──────── DATASET EXTRACT
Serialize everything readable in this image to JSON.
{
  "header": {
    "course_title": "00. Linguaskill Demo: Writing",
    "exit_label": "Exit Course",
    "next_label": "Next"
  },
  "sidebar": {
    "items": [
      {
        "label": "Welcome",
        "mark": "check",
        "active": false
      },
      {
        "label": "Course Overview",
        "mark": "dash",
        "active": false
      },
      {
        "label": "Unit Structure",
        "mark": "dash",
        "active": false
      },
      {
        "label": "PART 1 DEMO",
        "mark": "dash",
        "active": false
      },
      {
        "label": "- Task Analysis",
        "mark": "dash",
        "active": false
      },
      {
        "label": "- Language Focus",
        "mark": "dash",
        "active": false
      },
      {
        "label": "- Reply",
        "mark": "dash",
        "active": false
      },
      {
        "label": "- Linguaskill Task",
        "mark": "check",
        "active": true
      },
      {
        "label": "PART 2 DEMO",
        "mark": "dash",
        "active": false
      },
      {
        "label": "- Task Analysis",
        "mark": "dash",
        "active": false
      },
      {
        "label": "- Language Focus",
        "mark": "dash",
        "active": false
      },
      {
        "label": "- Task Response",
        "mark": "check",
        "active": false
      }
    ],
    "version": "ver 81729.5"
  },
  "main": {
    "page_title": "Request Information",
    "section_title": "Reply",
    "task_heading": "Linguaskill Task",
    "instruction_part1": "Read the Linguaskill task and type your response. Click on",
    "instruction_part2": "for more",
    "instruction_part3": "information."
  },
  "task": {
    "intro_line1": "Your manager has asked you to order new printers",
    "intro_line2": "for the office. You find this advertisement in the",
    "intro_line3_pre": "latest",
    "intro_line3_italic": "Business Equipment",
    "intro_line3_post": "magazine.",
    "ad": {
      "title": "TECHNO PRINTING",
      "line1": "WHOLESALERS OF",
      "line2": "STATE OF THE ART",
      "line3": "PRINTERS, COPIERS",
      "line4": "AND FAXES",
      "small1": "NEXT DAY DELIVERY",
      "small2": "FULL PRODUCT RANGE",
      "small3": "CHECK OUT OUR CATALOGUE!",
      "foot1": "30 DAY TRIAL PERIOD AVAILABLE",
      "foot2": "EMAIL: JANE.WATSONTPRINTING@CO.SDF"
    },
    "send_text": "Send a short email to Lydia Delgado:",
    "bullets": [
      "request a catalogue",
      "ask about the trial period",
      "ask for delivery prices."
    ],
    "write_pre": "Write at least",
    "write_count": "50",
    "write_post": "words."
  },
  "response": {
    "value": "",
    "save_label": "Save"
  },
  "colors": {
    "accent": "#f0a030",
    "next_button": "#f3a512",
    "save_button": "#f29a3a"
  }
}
────────────────
• _SET TASK_: Looking at the data above, show all lines where the word "Linguaskill" occurs.

• _TASK OUTPUT_:
    "course_title": "00. Linguaskill Demo: Writing",
        "label": "- Linguaskill Task",
    "task_heading": "Linguaskill Task",
    "instruction_part1": "Read the Linguaskill task and type your response. Click on",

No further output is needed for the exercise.